* Chart and figure data:
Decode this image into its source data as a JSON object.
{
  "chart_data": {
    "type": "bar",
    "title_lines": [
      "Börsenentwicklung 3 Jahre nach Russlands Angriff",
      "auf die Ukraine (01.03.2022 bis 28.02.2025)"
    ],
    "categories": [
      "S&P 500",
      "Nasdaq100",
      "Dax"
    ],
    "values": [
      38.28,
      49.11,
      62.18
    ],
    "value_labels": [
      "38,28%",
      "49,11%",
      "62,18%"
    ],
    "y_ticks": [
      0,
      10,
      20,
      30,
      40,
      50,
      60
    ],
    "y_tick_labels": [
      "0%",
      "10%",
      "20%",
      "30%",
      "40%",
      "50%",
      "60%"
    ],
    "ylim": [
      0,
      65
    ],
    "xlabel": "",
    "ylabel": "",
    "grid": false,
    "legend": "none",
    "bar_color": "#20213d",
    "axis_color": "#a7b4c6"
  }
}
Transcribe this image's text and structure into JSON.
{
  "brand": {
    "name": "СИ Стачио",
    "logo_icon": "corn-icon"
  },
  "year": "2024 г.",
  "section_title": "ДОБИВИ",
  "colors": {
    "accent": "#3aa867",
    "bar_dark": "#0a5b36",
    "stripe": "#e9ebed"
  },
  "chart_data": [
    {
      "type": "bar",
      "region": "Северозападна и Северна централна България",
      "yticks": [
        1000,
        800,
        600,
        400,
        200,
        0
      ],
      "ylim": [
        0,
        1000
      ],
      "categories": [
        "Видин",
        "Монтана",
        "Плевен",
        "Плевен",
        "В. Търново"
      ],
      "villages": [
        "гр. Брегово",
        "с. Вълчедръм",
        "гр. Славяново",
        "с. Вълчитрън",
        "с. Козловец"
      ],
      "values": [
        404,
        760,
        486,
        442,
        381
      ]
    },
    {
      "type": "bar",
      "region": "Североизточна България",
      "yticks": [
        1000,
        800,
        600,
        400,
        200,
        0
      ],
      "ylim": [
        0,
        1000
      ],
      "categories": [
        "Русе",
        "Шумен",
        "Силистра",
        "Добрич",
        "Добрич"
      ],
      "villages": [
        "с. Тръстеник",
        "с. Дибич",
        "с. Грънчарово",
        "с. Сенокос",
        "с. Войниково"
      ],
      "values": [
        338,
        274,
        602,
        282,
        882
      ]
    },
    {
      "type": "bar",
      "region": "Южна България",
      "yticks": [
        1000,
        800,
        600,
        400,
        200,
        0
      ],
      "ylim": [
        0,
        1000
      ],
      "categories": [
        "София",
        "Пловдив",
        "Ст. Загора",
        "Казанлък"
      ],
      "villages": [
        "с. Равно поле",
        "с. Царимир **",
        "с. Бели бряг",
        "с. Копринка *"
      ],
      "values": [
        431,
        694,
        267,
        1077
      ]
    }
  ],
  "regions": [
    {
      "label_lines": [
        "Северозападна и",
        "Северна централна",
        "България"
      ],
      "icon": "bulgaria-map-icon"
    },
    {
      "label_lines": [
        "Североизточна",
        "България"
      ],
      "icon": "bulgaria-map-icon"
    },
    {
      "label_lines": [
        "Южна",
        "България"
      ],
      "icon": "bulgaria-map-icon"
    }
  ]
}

* Task to carry out: Output the entries exactly.

* Exercise response:
Decode this image into its source data as a JSON object.
{
  "chart_data": {
    "type": "bar",
    "title_lines": [
      "Börsenentwicklung 3 Jahre nach Russlands Angriff",
      "auf die Ukraine (01.03.2022 bis 28.02.2025)"
    ],
    "categories": [
      "S&P 500",
      "Nasdaq100",
      "Dax"
    ],
    "values": [
      38.28,
      49.11,
      62.18
    ],
    "value_labels": [
      "38,28%",
      "49,11%",
      "62,18%"
    ],
    "y_ticks": [
      0,
      10,
      20,
      30,
      40,
      50,
      60
    ],
    "y_tick_labels": [
      "0%",
      "10%",
      "20%",
      "30%",
      "40%",
      "50%",
      "60%"
    ],
    "ylim": [
      0,
      65
    ],
    "xlabel": "",
    "ylabel": "",
    "grid": false,
    "legend": "none",
    "bar_color": "#20213d",
    "axis_color": "#a7b4c6"
  }
}
Transcribe this image's text and structure into JSON.
{
  "brand": {
    "name": "СИ Стачио",
    "logo_icon": "corn-icon"
  },
  "year": "2024 г.",
  "section_title": "ДОБИВИ",
  "colors": {
    "accent": "#3aa867",
    "bar_dark": "#0a5b36",
    "stripe": "#e9ebed"
  },
  "chart_data": [
    {
      "type": "bar",
      "region": "Северозападна и Северна централна България",
      "yticks": [
        1000,
        800,
        600,
        400,
        200,
        0
      ],
      "ylim": [
        0,
        1000
      ],
      "categories": [
        "Видин",
        "Монтана",
        "Плевен",
        "Плевен",
        "В. Търново"
      ],
      "villages": [
        "гр. Брегово",
        "с. Вълчедръм",
        "гр. Славяново",
        "с. Вълчитрън",
        "с. Козловец"
      ],
      "values": [
        404,
        760,
        486,
        442,
        381
      ]
    },
    {
      "type": "bar",
      "region": "Североизточна България",
      "yticks": [
        1000,
        800,
        600,
        400,
        200,
        0
      ],
      "ylim": [
        0,
        1000
      ],
      "categories": [
        "Русе",
        "Шумен",
        "Силистра",
        "Добрич",
        "Добрич"
      ],
      "villages": [
        "с. Тръстеник",
        "с. Дибич",
        "с. Грънчарово",
        "с. Сенокос",
        "с. Войниково"
      ],
      "values": [
        338,
        274,
        602,
        282,
        882
      ]
    },
    {
      "type": "bar",
      "region": "Южна България",
      "yticks": [
        1000,
        800,
        600,
        400,
        200,
        0
      ],
      "ylim": [
        0,
        1000
      ],
      "categories": [
        "София",
        "Пловдив",
        "Ст. Загора",
        "Казанлък"
      ],
      "villages": [
        "с. Равно поле",
        "с. Царимир **",
        "с. Бели бряг",
        "с. Копринка *"
      ],
      "values": [
        431,
        694,
        267,
        1077
      ]
    }
  ],
  "regions": [
    {
      "label_lines": [
        "Северозападна и",
        "Северна централна",
        "България"
      ],
      "icon": "bulgaria-map-icon"
    },
    {
      "label_lines": [
        "Североизточна",
        "България"
      ],
      "icon": "bulgaria-map-icon"
    },
    {
      "label_lines": [
        "Южна",
        "България"
      ],
      "icon": "bulgaria-map-icon"
    }
  ]
}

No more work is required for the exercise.